From the data that follows, copy every line holding the string "драмы".
Start of RECORDS PROVIDED
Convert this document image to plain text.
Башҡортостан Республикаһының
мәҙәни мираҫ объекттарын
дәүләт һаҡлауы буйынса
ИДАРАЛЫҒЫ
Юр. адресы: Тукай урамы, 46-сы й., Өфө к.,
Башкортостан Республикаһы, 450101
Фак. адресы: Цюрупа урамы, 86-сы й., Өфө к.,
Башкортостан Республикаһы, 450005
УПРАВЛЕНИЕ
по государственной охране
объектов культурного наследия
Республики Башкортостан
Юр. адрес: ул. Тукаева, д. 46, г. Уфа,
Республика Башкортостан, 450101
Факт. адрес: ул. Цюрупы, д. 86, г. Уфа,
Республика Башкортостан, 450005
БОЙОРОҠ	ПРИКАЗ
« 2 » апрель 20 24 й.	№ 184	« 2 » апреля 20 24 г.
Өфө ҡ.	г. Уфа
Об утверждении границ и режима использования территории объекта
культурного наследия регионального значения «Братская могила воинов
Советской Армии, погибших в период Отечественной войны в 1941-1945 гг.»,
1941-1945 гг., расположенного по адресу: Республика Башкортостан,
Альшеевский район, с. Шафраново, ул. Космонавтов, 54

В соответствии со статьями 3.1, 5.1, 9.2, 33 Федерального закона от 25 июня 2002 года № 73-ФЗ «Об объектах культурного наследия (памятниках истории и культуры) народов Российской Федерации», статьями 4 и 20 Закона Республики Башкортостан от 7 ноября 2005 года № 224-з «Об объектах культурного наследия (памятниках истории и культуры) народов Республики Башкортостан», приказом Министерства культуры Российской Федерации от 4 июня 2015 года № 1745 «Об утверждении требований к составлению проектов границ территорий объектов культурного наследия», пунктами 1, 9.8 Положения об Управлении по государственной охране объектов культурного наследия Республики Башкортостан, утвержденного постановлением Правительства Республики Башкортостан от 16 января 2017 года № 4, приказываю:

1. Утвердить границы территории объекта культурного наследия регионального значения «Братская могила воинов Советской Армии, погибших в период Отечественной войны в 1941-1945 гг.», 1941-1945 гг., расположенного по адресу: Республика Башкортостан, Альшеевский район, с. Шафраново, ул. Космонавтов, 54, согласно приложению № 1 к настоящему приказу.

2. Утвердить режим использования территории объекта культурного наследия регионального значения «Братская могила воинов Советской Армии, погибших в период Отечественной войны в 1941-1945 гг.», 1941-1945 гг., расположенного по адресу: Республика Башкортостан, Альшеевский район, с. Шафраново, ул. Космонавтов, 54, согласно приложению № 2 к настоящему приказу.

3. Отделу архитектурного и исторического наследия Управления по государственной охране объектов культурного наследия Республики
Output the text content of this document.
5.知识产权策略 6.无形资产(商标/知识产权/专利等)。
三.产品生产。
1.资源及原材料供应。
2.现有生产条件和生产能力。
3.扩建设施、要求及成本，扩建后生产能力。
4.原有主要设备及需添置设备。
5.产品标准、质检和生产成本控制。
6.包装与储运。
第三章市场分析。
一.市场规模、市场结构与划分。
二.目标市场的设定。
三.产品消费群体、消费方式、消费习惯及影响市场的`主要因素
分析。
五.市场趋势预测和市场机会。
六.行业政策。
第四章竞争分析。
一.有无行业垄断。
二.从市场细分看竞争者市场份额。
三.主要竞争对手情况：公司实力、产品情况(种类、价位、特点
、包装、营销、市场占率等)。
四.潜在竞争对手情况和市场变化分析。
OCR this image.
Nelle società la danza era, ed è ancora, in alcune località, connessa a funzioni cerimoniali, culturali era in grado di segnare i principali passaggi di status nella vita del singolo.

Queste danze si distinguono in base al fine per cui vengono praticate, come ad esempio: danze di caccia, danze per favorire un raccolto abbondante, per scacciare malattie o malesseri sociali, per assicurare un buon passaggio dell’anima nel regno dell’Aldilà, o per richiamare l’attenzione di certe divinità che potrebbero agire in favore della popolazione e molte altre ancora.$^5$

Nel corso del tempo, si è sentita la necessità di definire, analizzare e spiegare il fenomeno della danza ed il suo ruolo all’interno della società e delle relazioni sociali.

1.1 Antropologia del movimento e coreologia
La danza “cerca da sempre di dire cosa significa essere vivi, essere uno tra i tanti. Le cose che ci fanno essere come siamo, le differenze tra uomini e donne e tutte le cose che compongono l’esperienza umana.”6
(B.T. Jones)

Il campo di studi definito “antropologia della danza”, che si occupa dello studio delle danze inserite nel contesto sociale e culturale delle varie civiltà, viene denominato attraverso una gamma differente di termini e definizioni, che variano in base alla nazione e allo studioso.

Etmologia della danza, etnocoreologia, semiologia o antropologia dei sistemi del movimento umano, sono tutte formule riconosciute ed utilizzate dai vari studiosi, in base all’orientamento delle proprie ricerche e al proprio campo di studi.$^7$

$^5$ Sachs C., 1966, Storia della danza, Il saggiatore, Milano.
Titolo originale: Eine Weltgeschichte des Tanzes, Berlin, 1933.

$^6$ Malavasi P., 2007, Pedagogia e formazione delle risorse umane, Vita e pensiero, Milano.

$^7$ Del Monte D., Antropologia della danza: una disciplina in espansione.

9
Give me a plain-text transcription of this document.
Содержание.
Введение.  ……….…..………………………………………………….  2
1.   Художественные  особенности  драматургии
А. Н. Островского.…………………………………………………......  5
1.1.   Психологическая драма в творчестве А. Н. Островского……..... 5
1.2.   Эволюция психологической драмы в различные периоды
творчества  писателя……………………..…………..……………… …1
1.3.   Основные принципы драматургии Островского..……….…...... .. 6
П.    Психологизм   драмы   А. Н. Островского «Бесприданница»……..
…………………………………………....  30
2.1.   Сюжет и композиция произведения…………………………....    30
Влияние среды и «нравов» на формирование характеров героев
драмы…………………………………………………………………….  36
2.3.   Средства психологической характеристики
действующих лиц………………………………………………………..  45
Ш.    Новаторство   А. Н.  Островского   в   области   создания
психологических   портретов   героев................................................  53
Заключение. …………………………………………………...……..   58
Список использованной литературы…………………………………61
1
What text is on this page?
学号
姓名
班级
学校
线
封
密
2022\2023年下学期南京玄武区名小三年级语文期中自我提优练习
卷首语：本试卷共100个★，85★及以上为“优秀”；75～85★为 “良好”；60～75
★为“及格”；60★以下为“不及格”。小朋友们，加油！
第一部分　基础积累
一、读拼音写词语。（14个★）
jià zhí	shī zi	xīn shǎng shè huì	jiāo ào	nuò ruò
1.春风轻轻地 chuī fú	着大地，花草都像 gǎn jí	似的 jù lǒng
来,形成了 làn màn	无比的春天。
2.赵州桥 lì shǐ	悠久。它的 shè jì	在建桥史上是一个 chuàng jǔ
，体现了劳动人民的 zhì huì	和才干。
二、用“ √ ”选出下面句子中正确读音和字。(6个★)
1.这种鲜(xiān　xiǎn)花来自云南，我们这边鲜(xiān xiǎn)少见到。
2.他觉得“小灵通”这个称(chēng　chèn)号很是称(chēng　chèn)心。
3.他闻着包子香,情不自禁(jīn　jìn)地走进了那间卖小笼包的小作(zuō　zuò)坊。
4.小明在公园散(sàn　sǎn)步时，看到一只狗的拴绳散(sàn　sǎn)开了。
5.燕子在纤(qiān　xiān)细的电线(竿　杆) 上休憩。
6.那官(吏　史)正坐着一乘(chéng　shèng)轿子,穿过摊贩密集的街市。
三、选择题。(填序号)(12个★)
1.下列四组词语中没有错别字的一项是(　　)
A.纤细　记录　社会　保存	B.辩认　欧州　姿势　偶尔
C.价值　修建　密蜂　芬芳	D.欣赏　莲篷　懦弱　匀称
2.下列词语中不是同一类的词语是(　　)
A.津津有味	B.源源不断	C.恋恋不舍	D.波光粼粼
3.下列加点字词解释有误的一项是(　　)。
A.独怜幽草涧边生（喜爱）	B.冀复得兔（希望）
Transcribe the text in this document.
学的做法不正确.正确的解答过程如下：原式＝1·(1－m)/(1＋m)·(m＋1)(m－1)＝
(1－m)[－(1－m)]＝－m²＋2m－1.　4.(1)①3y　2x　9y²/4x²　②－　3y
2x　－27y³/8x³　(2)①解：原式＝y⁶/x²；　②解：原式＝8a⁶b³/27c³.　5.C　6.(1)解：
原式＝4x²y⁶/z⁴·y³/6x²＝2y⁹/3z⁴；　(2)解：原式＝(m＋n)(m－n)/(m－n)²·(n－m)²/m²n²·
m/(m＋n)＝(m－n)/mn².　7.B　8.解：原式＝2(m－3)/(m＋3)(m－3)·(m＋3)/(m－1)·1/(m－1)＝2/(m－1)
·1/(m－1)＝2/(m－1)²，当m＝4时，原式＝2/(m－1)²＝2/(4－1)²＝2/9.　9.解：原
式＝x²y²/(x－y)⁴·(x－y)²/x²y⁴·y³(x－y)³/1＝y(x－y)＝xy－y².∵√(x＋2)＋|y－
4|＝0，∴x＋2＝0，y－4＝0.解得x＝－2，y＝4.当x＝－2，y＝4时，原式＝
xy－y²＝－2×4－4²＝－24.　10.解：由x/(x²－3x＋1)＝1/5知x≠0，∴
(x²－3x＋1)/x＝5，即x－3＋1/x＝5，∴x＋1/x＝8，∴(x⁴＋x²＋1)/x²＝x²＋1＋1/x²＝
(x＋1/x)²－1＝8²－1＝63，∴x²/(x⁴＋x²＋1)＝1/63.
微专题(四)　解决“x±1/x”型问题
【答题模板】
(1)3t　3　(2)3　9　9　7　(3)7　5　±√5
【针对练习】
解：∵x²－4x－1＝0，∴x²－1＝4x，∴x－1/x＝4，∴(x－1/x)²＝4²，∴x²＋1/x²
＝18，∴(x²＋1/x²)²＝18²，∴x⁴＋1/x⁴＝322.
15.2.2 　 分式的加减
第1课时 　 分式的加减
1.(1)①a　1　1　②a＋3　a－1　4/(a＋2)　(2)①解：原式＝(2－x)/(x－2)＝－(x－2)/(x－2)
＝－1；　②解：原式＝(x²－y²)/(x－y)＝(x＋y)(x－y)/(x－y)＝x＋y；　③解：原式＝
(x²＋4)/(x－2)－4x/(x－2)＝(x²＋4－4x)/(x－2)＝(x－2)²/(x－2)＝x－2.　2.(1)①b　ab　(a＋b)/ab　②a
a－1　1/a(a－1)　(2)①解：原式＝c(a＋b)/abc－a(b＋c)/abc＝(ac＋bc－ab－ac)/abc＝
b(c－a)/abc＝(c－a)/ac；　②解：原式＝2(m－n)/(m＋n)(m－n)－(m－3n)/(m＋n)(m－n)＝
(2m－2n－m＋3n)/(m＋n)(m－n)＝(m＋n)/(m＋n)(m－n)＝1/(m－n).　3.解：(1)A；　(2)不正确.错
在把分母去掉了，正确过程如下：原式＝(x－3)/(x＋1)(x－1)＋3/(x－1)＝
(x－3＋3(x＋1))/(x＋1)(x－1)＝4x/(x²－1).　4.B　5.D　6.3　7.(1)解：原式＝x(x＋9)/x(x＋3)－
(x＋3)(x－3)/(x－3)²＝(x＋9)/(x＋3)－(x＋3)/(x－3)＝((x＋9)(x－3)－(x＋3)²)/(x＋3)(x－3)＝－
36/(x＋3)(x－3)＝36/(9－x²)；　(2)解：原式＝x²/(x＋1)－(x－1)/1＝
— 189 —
End of RECORDS PROVIDED
## TASK RESPONSE
1.2.   Эволюция психологической драмы в различные периоды
П.    Психологизм   драмы   А. Н. Островского «Бесприданница»……..
драмы…………………………………………………………………….  36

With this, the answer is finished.